REQUIRED TASK
Format every line of the material below as one string in a JSON list, and leave out blank lines. Don't include the pictures in your answer.

WORKING DATA
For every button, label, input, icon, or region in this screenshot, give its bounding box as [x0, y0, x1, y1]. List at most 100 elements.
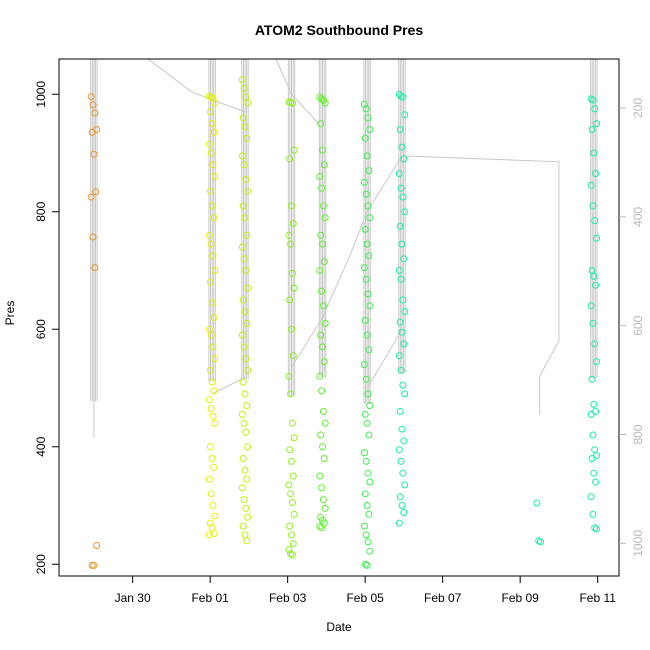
- data-point: [287, 390, 295, 398]
- data-point: [288, 457, 295, 465]
- data-point: [587, 493, 595, 501]
- y-tick-label: 600: [34, 319, 48, 339]
- data-point: [243, 402, 251, 410]
- x-tick-label: Feb 03: [269, 591, 307, 605]
- x-axis-label: Date: [326, 620, 352, 634]
- data-point: [360, 449, 368, 457]
- data-point: [321, 319, 329, 327]
- data-point: [589, 431, 597, 439]
- data-point: [397, 366, 405, 374]
- data-point: [318, 524, 326, 532]
- data-point: [396, 126, 404, 133]
- data-point: [209, 502, 217, 509]
- data-point: [361, 410, 369, 418]
- y2-tick-label: 800: [631, 424, 645, 444]
- data-point: [321, 419, 329, 427]
- data-point: [90, 150, 98, 158]
- data-point: [591, 340, 599, 348]
- data-point: [591, 217, 599, 225]
- data-point: [290, 284, 298, 292]
- track-line-8: [366, 329, 403, 389]
- data-point: [362, 275, 370, 283]
- data-point: [366, 302, 374, 310]
- data-point: [587, 302, 595, 310]
- data-point: [364, 390, 372, 398]
- data-point: [360, 100, 368, 108]
- data-point: [589, 319, 597, 327]
- data-point: [360, 264, 368, 272]
- data-point: [319, 496, 327, 504]
- track-line-6: [291, 155, 403, 368]
- x-tick-label: Jan 30: [115, 591, 151, 605]
- x-tick-label: Feb 05: [346, 591, 384, 605]
- data-point: [364, 202, 372, 210]
- data-point: [396, 318, 404, 326]
- data-point: [400, 155, 408, 163]
- y2-tick-label: 200: [631, 98, 645, 118]
- data-point: [395, 446, 403, 454]
- data-point: [321, 214, 329, 222]
- data-point: [366, 402, 374, 410]
- data-point: [533, 499, 541, 507]
- track-line-5: [275, 58, 320, 124]
- data-point: [360, 522, 368, 530]
- data-point: [362, 457, 370, 465]
- data-point: [401, 111, 409, 119]
- data-point: [205, 475, 213, 483]
- data-point: [363, 561, 371, 569]
- y-axis-label: Pres: [3, 301, 17, 326]
- data-point: [366, 547, 374, 555]
- data-point: [88, 128, 96, 136]
- data-point: [589, 96, 597, 104]
- data-point: [239, 378, 247, 386]
- data-point: [206, 519, 214, 527]
- data-point: [211, 99, 219, 107]
- data-point: [208, 378, 216, 386]
- data-point: [591, 446, 599, 454]
- data-point: [361, 134, 369, 142]
- data-point: [396, 493, 404, 501]
- data-point: [588, 126, 596, 133]
- data-point: [89, 233, 97, 241]
- data-point: [593, 525, 600, 533]
- data-point: [243, 475, 251, 483]
- data-point: [589, 202, 597, 210]
- data-point: [366, 214, 374, 222]
- data-point: [365, 252, 373, 260]
- data-point: [319, 443, 326, 451]
- data-point: [319, 302, 327, 310]
- data-point: [238, 410, 246, 418]
- data-point: [321, 99, 329, 107]
- data-point: [93, 542, 101, 549]
- data-point: [363, 331, 371, 339]
- data-point: [287, 490, 295, 498]
- data-point: [243, 537, 251, 545]
- data-point: [587, 181, 595, 189]
- data-point: [397, 92, 405, 100]
- data-point: [400, 437, 408, 445]
- data-point: [362, 531, 370, 539]
- track-line-4: [211, 59, 246, 395]
- data-point: [320, 161, 328, 169]
- data-point: [290, 146, 298, 154]
- data-point: [210, 387, 218, 395]
- data-point: [242, 428, 250, 436]
- data-point: [240, 255, 248, 263]
- data-point: [205, 140, 213, 148]
- data-point: [288, 269, 296, 277]
- data-point: [398, 240, 406, 248]
- data-point: [205, 92, 213, 100]
- data-point: [399, 296, 407, 304]
- data-point: [285, 546, 293, 554]
- data-point: [401, 390, 409, 398]
- data-point: [360, 178, 368, 186]
- data-point: [397, 184, 405, 192]
- data-point: [205, 531, 213, 539]
- data-point: [286, 446, 294, 454]
- data-point: [364, 290, 372, 298]
- data-point: [320, 358, 328, 366]
- data-point: [206, 187, 214, 195]
- data-point: [321, 504, 329, 512]
- data-point: [399, 93, 407, 101]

REPLY
[
  "For every button, label, input, icon, or region in this screenshot, give its bounding box as [x0, y0, x1, y1]. List at most 100 elements.",
  "- data-point: [287, 390, 295, 398]",
  "- data-point: [288, 457, 295, 465]",
  "- data-point: [587, 493, 595, 501]",
  "- y-tick-label: 600: [34, 319, 48, 339]",
  "- data-point: [243, 402, 251, 410]",
  "- x-tick-label: Feb 03: [269, 591, 307, 605]",
  "- x-axis-label: Date: [326, 620, 352, 634]",
  "- data-point: [360, 449, 368, 457]",
  "- data-point: [321, 319, 329, 327]",
  "- data-point: [589, 431, 597, 439]",
  "- data-point: [397, 366, 405, 374]",
  "- data-point: [318, 524, 326, 532]",
  "- data-point: [396, 126, 404, 133]",
  "- data-point: [209, 502, 217, 509]",
  "- data-point: [361, 410, 369, 418]",
  "- y2-tick-label: 800: [631, 424, 645, 444]",
  "- data-point: [321, 419, 329, 427]",
  "- data-point: [90, 150, 98, 158]",
  "- data-point: [591, 340, 599, 348]",
  "- data-point: [591, 217, 599, 225]",
  "- data-point: [290, 284, 298, 292]",
  "- track-line-8: [366, 329, 403, 389]",
  "- data-point: [362, 275, 370, 283]",
  "- data-point: [366, 302, 374, 310]",
  "- data-point: [587, 302, 595, 310]",
  "- data-point: [364, 390, 372, 398]",
  "- data-point: [360, 100, 368, 108]",
  "- data-point: [589, 319, 597, 327]",
  "- data-point: [360, 264, 368, 272]",
  "- data-point: [319, 496, 327, 504]",
  "- track-line-6: [291, 155, 403, 368]",
  "- x-tick-label: Jan 30: [115, 591, 151, 605]",
  "- x-tick-label: Feb 05: [346, 591, 384, 605]",
  "- data-point: [364, 202, 372, 210]",
  "- data-point: [396, 318, 404, 326]",
  "- data-point: [400, 155, 408, 163]",
  "- y2-tick-label: 200: [631, 98, 645, 118]",
  "- data-point: [395, 446, 403, 454]",
  "- data-point: [321, 214, 329, 222]",
  "- data-point: [366, 402, 374, 410]",
  "- data-point: [533, 499, 541, 507]",
  "- track-line-5: [275, 58, 320, 124]",
  "- data-point: [360, 522, 368, 530]",
  "- data-point: [362, 457, 370, 465]",
  "- data-point: [401, 111, 409, 119]",
  "- data-point: [205, 475, 213, 483]",
  "- data-point: [363, 561, 371, 569]",
  "- y-axis-label: Pres: [3, 301, 17, 326]",
  "- data-point: [366, 547, 374, 555]",
  "- data-point: [88, 128, 96, 136]",
  "- data-point: [589, 96, 597, 104]",
  "- data-point: [239, 378, 247, 386]",
  "- data-point: [206, 519, 214, 527]",
  "- data-point: [211, 99, 219, 107]",
  "- data-point: [208, 378, 216, 386]",
  "- data-point: [591, 446, 599, 454]",
  "- data-point: [361, 134, 369, 142]",
  "- data-point: [396, 493, 404, 501]",
  "- data-point: [588, 126, 596, 133]",
  "- data-point: [89, 233, 97, 241]",
  "- data-point: [593, 525, 600, 533]",
  "- data-point: [243, 475, 251, 483]",
  "- data-point: [589, 202, 597, 210]",
  "- data-point: [366, 214, 374, 222]",
  "- data-point: [365, 252, 373, 260]",
  "- data-point: [319, 443, 326, 451]",
  "- data-point: [319, 302, 327, 310]",
  "- data-point: [238, 410, 246, 418]",
  "- data-point: [321, 99, 329, 107]",
  "- data-point: [93, 542, 101, 549]",
  "- data-point: [363, 331, 371, 339]",
  "- data-point: [287, 490, 295, 498]",
  "- data-point: [243, 537, 251, 545]",
  "- data-point: [587, 181, 595, 189]",
  "- data-point: [397, 92, 405, 100]",
  "- data-point: [400, 437, 408, 445]",
  "- data-point: [362, 531, 370, 539]",
  "- track-line-4: [211, 59, 246, 395]",
  "- data-point: [320, 161, 328, 169]",
  "- data-point: [290, 146, 298, 154]",
  "- data-point: [210, 387, 218, 395]",
  "- data-point: [242, 428, 250, 436]",
  "- data-point: [240, 255, 248, 263]",
  "- data-point: [205, 140, 213, 148]",
  "- data-point: [288, 269, 296, 277]",
  "- data-point: [398, 240, 406, 248]",
  "- data-point: [205, 92, 213, 100]",
  "- data-point: [399, 296, 407, 304]",
  "- data-point: [285, 546, 293, 554]",
  "- data-point: [401, 390, 409, 398]",
  "- data-point: [360, 178, 368, 186]",
  "- data-point: [397, 184, 405, 192]",
  "- data-point: [205, 531, 213, 539]",
  "- data-point: [286, 446, 294, 454]",
  "- data-point: [364, 290, 372, 298]",
  "- data-point: [320, 358, 328, 366]",
  "- data-point: [206, 187, 214, 195]",
  "- data-point: [321, 504, 329, 512]",
  "- data-point: [399, 93, 407, 101]"
]